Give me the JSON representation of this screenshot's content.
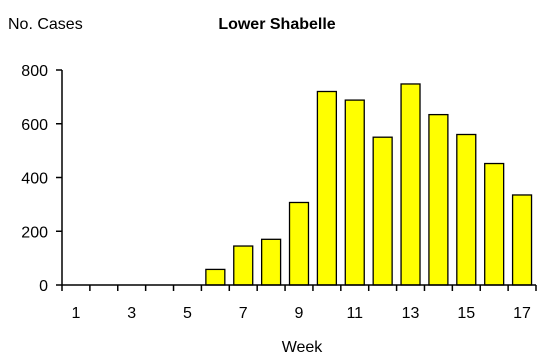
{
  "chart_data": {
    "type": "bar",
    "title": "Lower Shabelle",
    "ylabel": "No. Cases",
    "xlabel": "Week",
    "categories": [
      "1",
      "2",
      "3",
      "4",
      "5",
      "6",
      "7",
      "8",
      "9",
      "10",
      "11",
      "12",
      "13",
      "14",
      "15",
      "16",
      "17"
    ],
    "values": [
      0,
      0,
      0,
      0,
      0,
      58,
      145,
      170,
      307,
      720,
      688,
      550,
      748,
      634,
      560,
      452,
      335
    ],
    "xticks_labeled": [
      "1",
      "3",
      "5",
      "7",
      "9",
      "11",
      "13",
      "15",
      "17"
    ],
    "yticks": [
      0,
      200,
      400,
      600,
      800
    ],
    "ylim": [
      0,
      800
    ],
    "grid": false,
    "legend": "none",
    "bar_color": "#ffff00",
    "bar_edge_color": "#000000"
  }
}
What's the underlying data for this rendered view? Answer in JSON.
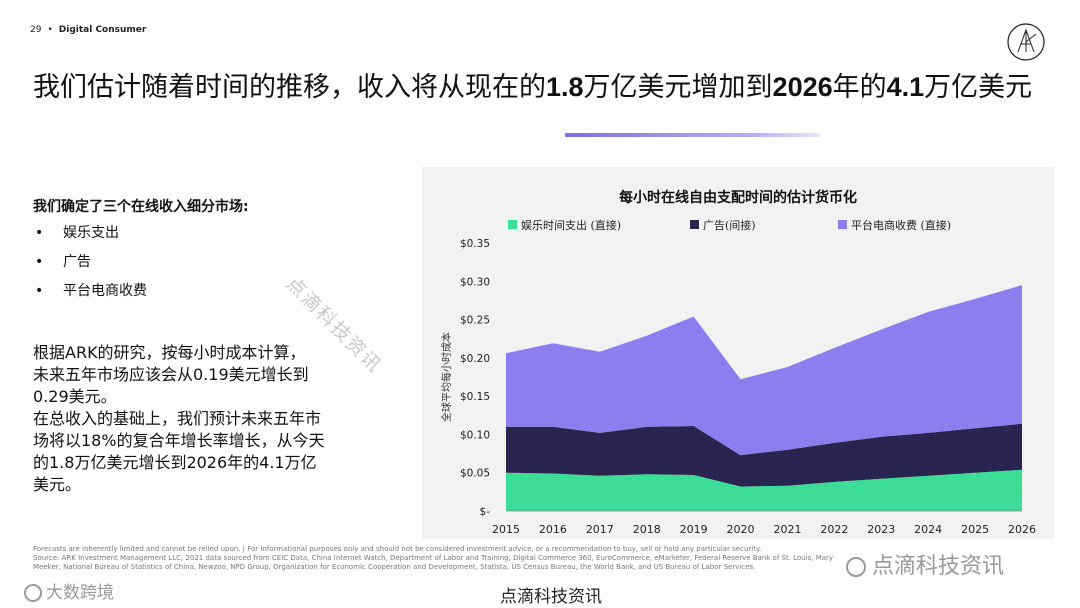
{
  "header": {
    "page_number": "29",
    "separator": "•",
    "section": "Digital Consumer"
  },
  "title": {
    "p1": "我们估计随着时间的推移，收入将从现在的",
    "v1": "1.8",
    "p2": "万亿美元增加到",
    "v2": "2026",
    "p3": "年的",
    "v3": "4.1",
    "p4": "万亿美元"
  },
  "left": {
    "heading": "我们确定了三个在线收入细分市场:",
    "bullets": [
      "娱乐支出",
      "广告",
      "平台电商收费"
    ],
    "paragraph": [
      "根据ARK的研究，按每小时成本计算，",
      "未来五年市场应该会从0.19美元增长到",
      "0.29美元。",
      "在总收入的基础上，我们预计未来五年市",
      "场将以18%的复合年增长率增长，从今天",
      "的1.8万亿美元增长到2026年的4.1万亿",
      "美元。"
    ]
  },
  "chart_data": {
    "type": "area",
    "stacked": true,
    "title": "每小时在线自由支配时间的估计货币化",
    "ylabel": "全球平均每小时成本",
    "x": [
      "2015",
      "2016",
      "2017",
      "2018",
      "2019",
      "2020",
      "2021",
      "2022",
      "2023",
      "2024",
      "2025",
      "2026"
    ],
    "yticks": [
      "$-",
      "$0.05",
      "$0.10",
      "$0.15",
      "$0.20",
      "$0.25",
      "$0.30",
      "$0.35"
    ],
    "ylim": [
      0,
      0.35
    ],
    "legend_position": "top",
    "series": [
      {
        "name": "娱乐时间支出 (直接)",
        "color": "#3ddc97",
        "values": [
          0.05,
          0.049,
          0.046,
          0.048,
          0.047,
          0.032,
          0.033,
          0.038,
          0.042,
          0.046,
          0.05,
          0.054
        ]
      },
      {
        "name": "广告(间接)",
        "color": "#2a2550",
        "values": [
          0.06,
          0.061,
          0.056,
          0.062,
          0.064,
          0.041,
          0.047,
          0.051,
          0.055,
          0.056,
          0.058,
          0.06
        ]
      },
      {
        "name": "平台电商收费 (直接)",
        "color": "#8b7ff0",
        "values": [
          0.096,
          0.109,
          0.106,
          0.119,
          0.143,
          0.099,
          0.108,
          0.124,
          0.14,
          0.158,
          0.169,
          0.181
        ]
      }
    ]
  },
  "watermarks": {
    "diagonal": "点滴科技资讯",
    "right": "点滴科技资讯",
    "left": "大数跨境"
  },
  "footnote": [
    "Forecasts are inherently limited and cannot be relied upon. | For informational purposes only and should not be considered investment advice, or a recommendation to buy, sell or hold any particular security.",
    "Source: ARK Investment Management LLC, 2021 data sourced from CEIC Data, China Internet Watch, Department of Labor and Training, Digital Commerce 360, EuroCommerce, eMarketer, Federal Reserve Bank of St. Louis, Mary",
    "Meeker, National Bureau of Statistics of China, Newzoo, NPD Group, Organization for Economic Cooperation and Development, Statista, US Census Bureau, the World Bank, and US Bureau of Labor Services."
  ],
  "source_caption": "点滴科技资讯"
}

== == ==

DIRECTIONS
Repeat the data exactly, without the pictures.

TASK RESULT
Give me the JSON representation of this screenshot's content.
{
  "chart_data": {
    "type": "bar",
    "title": "Lower Shabelle",
    "ylabel": "No. Cases",
    "xlabel": "Week",
    "categories": [
      "1",
      "2",
      "3",
      "4",
      "5",
      "6",
      "7",
      "8",
      "9",
      "10",
      "11",
      "12",
      "13",
      "14",
      "15",
      "16",
      "17"
    ],
    "values": [
      0,
      0,
      0,
      0,
      0,
      58,
      145,
      170,
      307,
      720,
      688,
      550,
      748,
      634,
      560,
      452,
      335
    ],
    "xticks_labeled": [
      "1",
      "3",
      "5",
      "7",
      "9",
      "11",
      "13",
      "15",
      "17"
    ],
    "yticks": [
      0,
      200,
      400,
      600,
      800
    ],
    "ylim": [
      0,
      800
    ],
    "grid": false,
    "legend": "none",
    "bar_color": "#ffff00",
    "bar_edge_color": "#000000"
  }
}
What's the underlying data for this rendered view? Answer in JSON.
{
  "header": {
    "page_number": "29",
    "separator": "•",
    "section": "Digital Consumer"
  },
  "title": {
    "p1": "我们估计随着时间的推移，收入将从现在的",
    "v1": "1.8",
    "p2": "万亿美元增加到",
    "v2": "2026",
    "p3": "年的",
    "v3": "4.1",
    "p4": "万亿美元"
  },
  "left": {
    "heading": "我们确定了三个在线收入细分市场:",
    "bullets": [
      "娱乐支出",
      "广告",
      "平台电商收费"
    ],
    "paragraph": [
      "根据ARK的研究，按每小时成本计算，",
      "未来五年市场应该会从0.19美元增长到",
      "0.29美元。",
      "在总收入的基础上，我们预计未来五年市",
      "场将以18%的复合年增长率增长，从今天",
      "的1.8万亿美元增长到2026年的4.1万亿",
      "美元。"
    ]
  },
  "chart_data": {
    "type": "area",
    "stacked": true,
    "title": "每小时在线自由支配时间的估计货币化",
    "ylabel": "全球平均每小时成本",
    "x": [
      "2015",
      "2016",
      "2017",
      "2018",
      "2019",
      "2020",
      "2021",
      "2022",
      "2023",
      "2024",
      "2025",
      "2026"
    ],
    "yticks": [
      "$-",
      "$0.05",
      "$0.10",
      "$0.15",
      "$0.20",
      "$0.25",
      "$0.30",
      "$0.35"
    ],
    "ylim": [
      0,
      0.35
    ],
    "legend_position": "top",
    "series": [
      {
        "name": "娱乐时间支出 (直接)",
        "color": "#3ddc97",
        "values": [
          0.05,
          0.049,
          0.046,
          0.048,
          0.047,
          0.032,
          0.033,
          0.038,
          0.042,
          0.046,
          0.05,
          0.054
        ]
      },
      {
        "name": "广告(间接)",
        "color": "#2a2550",
        "values": [
          0.06,
          0.061,
          0.056,
          0.062,
          0.064,
          0.041,
          0.047,
          0.051,
          0.055,
          0.056,
          0.058,
          0.06
        ]
      },
      {
        "name": "平台电商收费 (直接)",
        "color": "#8b7ff0",
        "values": [
          0.096,
          0.109,
          0.106,
          0.119,
          0.143,
          0.099,
          0.108,
          0.124,
          0.14,
          0.158,
          0.169,
          0.181
        ]
      }
    ]
  },
  "watermarks": {
    "diagonal": "点滴科技资讯",
    "right": "点滴科技资讯",
    "left": "大数跨境"
  },
  "footnote": [
    "Forecasts are inherently limited and cannot be relied upon. | For informational purposes only and should not be considered investment advice, or a recommendation to buy, sell or hold any particular security.",
    "Source: ARK Investment Management LLC, 2021 data sourced from CEIC Data, China Internet Watch, Department of Labor and Training, Digital Commerce 360, EuroCommerce, eMarketer, Federal Reserve Bank of St. Louis, Mary",
    "Meeker, National Bureau of Statistics of China, Newzoo, NPD Group, Organization for Economic Cooperation and Development, Statista, US Census Bureau, the World Bank, and US Bureau of Labor Services."
  ],
  "source_caption": "点滴科技资讯"
}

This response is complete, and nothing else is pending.